(Stored items from a collection)
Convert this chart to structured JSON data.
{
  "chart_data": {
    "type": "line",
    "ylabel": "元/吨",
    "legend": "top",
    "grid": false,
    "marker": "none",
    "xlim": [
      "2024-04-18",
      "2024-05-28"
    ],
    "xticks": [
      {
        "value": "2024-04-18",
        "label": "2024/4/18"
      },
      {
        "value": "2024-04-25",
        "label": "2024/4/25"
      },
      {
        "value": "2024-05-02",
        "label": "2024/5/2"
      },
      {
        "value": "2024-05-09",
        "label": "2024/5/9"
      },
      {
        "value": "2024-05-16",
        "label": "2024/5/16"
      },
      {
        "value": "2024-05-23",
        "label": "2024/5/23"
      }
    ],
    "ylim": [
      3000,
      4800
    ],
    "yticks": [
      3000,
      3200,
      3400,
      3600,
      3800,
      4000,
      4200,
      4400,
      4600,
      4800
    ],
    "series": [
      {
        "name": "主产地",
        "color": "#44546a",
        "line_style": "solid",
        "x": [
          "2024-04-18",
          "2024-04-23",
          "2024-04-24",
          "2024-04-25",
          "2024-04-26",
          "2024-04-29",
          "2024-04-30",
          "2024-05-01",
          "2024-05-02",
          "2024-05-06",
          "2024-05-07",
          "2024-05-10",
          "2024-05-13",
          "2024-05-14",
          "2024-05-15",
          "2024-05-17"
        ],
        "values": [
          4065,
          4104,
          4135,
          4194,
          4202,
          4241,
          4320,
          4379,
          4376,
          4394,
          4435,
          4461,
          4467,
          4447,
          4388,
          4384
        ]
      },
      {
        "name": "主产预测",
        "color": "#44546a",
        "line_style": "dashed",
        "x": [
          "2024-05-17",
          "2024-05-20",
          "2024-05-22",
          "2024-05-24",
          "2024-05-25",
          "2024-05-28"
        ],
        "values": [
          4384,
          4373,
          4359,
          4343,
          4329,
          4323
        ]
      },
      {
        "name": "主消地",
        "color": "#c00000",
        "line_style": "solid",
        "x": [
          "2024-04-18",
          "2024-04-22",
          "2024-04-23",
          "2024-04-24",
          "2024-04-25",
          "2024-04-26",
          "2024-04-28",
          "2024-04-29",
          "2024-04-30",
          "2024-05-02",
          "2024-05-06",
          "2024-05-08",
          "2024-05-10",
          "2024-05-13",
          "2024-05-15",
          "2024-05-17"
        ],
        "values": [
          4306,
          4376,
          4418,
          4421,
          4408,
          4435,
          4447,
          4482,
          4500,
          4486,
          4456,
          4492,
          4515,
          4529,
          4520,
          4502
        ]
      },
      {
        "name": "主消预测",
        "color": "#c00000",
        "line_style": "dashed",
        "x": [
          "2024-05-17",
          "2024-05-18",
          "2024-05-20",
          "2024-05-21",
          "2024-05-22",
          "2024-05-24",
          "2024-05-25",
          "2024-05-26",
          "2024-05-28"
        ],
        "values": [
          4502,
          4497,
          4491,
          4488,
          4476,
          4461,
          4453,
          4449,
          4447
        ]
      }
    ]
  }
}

» TO BE DONE: Copy each line above containing the string "name".

» SOLVED EXERCISE:
        "name": "主产地",
        "name": "主产预测",
        "name": "主消地",
        "name": "主消预测",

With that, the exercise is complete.